◆ **Data lines**
— start —
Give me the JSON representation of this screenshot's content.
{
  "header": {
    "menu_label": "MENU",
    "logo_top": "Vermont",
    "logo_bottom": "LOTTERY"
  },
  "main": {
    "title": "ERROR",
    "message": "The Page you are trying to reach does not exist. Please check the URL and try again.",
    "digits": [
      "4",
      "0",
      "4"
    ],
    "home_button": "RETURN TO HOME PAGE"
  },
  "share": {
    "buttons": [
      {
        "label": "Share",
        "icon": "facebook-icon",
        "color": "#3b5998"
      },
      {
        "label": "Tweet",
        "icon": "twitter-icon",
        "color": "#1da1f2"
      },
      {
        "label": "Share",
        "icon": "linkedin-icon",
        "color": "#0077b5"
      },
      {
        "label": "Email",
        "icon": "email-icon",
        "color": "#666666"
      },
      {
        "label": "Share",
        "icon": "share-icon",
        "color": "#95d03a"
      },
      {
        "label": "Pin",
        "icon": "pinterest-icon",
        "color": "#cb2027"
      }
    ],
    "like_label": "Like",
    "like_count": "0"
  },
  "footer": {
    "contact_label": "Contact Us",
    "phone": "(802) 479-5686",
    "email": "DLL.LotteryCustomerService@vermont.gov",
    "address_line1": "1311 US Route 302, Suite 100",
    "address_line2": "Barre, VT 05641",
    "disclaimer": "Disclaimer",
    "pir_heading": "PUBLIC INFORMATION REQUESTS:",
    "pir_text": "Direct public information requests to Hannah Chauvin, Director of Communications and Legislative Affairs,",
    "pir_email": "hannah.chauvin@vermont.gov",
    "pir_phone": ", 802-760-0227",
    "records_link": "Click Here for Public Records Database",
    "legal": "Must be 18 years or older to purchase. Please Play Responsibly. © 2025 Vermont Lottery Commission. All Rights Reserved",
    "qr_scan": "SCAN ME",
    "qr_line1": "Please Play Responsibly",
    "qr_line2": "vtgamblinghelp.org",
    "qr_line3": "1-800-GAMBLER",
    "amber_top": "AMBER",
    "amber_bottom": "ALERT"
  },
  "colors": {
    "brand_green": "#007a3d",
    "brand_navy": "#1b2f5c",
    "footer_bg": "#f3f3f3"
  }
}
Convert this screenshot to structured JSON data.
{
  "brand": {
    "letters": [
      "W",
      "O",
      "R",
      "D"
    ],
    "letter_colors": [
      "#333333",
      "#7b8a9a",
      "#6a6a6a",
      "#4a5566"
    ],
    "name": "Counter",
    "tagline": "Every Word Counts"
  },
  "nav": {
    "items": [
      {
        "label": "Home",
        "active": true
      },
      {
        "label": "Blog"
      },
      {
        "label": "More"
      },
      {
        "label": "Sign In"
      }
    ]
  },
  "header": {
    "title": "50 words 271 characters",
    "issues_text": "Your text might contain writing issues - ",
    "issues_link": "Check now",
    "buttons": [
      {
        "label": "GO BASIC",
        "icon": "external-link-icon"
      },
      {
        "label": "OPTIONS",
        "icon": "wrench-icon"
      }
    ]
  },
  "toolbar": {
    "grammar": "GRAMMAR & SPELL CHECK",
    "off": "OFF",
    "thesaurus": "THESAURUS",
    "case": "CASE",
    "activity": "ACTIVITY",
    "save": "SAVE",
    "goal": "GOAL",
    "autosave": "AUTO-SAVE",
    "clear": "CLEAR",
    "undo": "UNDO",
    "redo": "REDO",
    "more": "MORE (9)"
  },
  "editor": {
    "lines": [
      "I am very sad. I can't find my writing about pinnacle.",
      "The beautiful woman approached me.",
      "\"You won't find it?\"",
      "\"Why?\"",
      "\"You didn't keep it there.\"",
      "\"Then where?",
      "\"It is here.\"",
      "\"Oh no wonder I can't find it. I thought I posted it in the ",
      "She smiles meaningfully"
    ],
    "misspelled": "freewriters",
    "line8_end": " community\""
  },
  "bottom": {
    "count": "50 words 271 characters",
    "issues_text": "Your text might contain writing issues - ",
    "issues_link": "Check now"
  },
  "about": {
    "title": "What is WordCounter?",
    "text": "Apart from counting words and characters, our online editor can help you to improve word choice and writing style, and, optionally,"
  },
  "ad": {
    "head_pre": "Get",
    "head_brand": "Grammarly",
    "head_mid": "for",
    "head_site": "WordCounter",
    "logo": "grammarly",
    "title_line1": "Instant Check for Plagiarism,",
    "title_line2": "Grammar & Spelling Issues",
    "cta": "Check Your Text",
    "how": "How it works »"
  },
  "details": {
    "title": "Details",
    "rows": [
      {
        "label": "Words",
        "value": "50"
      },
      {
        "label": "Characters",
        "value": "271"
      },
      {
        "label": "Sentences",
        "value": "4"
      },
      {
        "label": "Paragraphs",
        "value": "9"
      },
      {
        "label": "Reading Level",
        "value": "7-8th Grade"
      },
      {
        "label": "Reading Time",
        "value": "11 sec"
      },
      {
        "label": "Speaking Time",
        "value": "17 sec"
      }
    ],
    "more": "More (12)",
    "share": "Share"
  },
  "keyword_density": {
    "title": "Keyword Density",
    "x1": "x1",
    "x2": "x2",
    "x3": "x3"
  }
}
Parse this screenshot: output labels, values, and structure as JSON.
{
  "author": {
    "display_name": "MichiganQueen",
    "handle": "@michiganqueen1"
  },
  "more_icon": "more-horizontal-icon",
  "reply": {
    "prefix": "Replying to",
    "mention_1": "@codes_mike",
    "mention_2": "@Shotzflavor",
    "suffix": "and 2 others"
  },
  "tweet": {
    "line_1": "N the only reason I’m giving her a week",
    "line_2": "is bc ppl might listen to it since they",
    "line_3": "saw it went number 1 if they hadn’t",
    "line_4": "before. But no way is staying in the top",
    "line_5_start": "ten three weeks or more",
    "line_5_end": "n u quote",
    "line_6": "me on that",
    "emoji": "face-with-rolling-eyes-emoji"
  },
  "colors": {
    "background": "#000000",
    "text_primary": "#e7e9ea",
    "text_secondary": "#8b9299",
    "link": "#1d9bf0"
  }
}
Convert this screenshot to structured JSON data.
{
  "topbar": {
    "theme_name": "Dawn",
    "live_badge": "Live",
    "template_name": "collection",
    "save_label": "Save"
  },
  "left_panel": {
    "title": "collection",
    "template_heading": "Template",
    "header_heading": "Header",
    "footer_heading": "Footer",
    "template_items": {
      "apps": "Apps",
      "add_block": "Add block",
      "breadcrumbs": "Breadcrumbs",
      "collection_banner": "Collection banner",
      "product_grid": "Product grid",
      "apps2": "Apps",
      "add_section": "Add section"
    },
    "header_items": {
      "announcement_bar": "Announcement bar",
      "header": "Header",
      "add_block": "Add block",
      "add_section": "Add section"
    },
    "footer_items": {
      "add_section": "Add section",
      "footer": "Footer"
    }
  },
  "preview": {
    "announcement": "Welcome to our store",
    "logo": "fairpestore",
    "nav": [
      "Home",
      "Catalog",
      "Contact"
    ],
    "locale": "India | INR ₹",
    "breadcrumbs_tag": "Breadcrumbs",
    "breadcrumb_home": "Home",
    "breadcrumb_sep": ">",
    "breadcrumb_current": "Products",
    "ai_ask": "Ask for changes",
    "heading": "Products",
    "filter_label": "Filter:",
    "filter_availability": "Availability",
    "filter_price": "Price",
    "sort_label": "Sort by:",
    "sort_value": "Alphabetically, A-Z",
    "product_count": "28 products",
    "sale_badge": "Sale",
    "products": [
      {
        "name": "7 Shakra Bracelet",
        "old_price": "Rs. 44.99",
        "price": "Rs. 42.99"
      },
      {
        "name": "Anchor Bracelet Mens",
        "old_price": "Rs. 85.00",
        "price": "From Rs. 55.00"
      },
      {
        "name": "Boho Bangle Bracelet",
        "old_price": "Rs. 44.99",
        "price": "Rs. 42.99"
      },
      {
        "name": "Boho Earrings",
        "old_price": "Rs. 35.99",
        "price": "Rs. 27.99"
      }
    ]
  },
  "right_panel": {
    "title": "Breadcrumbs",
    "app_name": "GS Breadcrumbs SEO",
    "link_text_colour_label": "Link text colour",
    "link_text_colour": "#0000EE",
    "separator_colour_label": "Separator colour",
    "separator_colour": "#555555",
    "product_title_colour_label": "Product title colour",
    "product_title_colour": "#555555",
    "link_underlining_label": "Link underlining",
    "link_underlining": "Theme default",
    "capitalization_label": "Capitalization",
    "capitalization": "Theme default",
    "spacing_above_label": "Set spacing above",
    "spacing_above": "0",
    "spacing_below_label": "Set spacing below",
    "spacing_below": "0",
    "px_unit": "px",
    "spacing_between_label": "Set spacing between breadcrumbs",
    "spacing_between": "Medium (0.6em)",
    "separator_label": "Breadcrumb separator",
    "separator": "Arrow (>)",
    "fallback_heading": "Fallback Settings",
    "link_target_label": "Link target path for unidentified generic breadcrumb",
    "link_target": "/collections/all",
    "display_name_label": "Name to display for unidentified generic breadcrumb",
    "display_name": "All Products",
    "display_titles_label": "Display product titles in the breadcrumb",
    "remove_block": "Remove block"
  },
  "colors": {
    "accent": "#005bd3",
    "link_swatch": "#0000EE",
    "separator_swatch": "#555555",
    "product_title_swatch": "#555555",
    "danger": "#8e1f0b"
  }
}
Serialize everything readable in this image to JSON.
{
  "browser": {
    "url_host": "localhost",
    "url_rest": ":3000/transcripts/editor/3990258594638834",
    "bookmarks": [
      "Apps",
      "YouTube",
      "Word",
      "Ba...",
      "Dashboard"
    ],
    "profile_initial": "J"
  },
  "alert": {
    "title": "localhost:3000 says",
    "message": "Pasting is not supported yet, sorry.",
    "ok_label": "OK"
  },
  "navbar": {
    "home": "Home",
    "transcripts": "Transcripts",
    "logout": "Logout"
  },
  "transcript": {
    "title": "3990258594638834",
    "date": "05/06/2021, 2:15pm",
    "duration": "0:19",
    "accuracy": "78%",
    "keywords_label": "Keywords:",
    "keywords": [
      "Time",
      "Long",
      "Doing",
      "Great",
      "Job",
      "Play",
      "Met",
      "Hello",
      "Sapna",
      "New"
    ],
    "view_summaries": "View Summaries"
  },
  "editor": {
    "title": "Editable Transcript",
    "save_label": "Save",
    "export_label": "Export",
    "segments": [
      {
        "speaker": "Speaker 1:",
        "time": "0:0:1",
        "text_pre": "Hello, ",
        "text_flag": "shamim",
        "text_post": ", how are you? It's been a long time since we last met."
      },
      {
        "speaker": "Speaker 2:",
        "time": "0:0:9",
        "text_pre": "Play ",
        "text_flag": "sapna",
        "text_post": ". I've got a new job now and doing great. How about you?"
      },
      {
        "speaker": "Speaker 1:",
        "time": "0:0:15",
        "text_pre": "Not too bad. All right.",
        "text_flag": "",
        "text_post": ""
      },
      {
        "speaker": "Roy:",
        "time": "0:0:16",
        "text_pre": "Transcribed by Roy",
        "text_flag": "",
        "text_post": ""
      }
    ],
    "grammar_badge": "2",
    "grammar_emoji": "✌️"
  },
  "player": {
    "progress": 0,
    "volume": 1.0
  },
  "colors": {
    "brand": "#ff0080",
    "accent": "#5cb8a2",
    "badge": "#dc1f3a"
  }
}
— end —
◆ **Exercise**
Find every line in the records that contains the word "about"; copy those lines.

◆ **Answer to this problem**
      "I am very sad. I can't find my writing about pinnacle.",
  "about": {
        "text_post": ". I've got a new job now and doing great. How about you?"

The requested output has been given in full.